** Opening THE INPUT block **

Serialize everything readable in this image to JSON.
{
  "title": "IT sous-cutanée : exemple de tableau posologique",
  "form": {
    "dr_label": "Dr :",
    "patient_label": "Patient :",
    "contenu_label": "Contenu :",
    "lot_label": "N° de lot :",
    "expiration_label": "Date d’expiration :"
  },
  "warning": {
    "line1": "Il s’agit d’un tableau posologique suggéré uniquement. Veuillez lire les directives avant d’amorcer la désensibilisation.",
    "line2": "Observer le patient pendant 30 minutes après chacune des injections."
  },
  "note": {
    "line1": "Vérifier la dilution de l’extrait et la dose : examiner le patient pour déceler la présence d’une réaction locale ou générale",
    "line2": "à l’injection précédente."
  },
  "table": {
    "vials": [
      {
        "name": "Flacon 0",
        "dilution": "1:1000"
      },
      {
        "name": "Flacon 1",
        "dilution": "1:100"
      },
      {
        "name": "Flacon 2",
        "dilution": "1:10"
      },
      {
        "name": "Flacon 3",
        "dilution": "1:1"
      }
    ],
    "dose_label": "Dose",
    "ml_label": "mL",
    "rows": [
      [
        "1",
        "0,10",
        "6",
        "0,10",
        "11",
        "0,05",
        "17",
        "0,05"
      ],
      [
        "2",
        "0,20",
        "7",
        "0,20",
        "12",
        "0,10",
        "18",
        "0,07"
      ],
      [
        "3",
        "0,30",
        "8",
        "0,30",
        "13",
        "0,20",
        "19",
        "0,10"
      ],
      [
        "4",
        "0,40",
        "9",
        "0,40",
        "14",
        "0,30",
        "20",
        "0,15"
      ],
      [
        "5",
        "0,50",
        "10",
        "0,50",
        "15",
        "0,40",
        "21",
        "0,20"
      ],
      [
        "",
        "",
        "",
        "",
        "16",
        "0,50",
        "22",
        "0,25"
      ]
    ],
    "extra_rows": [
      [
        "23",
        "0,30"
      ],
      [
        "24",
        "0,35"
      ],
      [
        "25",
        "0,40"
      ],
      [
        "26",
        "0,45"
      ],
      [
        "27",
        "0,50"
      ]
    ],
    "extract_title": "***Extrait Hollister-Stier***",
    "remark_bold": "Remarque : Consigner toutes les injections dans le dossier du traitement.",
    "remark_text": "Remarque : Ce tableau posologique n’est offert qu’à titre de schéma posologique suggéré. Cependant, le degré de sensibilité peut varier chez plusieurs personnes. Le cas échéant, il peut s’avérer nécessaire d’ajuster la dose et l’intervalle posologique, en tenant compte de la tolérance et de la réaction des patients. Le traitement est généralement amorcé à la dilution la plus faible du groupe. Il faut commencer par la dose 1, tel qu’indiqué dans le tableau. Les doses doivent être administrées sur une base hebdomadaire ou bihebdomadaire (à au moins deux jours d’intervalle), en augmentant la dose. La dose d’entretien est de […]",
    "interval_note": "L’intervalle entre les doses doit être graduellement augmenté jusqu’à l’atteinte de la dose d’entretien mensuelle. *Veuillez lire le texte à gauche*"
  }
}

** Closing THE INPUT block **

AIM OF THE TASK: From the data above, copy each line with the string "Flacon" in it.

TASK SOLUTION:
        "name": "Flacon 0",
        "name": "Flacon 1",
        "name": "Flacon 2",
        "name": "Flacon 3",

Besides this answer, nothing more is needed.